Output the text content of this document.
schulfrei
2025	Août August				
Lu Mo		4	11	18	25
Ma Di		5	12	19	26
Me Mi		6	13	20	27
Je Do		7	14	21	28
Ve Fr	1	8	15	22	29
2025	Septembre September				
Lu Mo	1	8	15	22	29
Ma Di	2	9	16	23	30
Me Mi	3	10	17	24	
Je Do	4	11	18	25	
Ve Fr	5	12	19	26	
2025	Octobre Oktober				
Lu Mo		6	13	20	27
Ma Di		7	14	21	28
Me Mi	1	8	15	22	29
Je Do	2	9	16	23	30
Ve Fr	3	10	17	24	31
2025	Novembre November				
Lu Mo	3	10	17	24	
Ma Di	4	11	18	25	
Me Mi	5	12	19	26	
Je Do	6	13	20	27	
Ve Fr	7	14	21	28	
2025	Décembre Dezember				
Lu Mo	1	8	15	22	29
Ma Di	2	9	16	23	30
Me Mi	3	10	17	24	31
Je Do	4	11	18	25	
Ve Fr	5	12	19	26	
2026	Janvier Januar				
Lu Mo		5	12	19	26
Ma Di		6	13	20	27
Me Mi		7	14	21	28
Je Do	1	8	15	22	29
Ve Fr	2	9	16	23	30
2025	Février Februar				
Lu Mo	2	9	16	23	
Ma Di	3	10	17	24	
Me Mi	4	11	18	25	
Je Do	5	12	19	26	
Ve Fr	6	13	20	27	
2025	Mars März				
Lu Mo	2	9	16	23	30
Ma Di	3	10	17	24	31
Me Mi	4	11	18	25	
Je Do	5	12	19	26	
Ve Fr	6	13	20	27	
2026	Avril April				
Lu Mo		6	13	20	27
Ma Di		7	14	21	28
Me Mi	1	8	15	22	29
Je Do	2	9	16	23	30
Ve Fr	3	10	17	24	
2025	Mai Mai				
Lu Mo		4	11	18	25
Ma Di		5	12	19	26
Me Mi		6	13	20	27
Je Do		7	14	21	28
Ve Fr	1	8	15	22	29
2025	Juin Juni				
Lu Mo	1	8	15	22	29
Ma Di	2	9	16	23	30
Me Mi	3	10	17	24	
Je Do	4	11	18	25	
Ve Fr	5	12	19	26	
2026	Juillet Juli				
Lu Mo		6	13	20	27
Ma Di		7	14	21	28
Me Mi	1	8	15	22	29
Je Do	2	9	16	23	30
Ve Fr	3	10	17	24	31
________________________________________
▶ Goal of the exercise
Transcribe all of the lines in the records precisely.

▶ Full response
Output the text content of this document.
schulfrei
2025	Août August				
Lu Mo		4	11	18	25
Ma Di		5	12	19	26
Me Mi		6	13	20	27
Je Do		7	14	21	28
Ve Fr	1	8	15	22	29
2025	Septembre September				
Lu Mo	1	8	15	22	29
Ma Di	2	9	16	23	30
Me Mi	3	10	17	24	
Je Do	4	11	18	25	
Ve Fr	5	12	19	26	
2025	Octobre Oktober				
Lu Mo		6	13	20	27
Ma Di		7	14	21	28
Me Mi	1	8	15	22	29
Je Do	2	9	16	23	30
Ve Fr	3	10	17	24	31
2025	Novembre November				
Lu Mo	3	10	17	24	
Ma Di	4	11	18	25	
Me Mi	5	12	19	26	
Je Do	6	13	20	27	
Ve Fr	7	14	21	28	
2025	Décembre Dezember				
Lu Mo	1	8	15	22	29
Ma Di	2	9	16	23	30
Me Mi	3	10	17	24	31
Je Do	4	11	18	25	
Ve Fr	5	12	19	26	
2026	Janvier Januar				
Lu Mo		5	12	19	26
Ma Di		6	13	20	27
Me Mi		7	14	21	28
Je Do	1	8	15	22	29
Ve Fr	2	9	16	23	30
2025	Février Februar				
Lu Mo	2	9	16	23	
Ma Di	3	10	17	24	
Me Mi	4	11	18	25	
Je Do	5	12	19	26	
Ve Fr	6	13	20	27	
2025	Mars März				
Lu Mo	2	9	16	23	30
Ma Di	3	10	17	24	31
Me Mi	4	11	18	25	
Je Do	5	12	19	26	
Ve Fr	6	13	20	27	
2026	Avril April				
Lu Mo		6	13	20	27
Ma Di		7	14	21	28
Me Mi	1	8	15	22	29
Je Do	2	9	16	23	30
Ve Fr	3	10	17	24	
2025	Mai Mai				
Lu Mo		4	11	18	25
Ma Di		5	12	19	26
Me Mi		6	13	20	27
Je Do		7	14	21	28
Ve Fr	1	8	15	22	29
2025	Juin Juni				
Lu Mo	1	8	15	22	29
Ma Di	2	9	16	23	30
Me Mi	3	10	17	24	
Je Do	4	11	18	25	
Ve Fr	5	12	19	26	
2026	Juillet Juli				
Lu Mo		6	13	20	27
Ma Di		7	14	21	28
Me Mi	1	8	15	22	29
Je Do	2	9	16	23	30
Ve Fr	3	10	17	24	31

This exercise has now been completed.